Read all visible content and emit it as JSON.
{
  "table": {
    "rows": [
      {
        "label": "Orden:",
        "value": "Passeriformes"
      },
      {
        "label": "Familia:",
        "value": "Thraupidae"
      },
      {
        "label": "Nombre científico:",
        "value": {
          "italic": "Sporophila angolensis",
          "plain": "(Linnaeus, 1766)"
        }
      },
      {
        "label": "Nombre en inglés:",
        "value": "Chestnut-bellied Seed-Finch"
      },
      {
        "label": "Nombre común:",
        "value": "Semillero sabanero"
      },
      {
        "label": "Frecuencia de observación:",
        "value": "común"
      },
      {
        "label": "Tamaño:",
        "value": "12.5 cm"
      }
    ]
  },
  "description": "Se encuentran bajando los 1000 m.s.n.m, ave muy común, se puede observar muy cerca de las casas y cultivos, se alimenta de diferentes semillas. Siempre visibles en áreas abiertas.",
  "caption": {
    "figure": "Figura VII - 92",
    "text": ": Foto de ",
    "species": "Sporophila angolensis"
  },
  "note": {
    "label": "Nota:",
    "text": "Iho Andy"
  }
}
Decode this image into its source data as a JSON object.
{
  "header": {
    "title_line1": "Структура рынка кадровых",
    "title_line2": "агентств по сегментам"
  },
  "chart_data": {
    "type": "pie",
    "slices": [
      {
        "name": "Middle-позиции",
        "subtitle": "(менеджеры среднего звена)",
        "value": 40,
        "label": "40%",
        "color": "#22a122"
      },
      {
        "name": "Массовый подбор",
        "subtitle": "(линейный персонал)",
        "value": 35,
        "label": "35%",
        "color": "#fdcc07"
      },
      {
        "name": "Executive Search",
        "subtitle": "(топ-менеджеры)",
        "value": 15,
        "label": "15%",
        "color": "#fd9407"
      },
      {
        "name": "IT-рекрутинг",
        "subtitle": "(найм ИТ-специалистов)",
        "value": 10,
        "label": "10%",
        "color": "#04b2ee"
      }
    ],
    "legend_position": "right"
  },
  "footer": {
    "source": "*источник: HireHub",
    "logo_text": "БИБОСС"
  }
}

#### The exercise
Search the records for the string "común" and return every line in which it occurs.

#### Full answer
        "label": "Nombre común:",
        "value": "común"
  "description": "Se encuentran bajando los 1000 m.s.n.m, ave muy común, se puede observar muy cerca de las casas y cultivos, se alimenta de diferentes semillas. Siempre visibles en áreas abiertas.",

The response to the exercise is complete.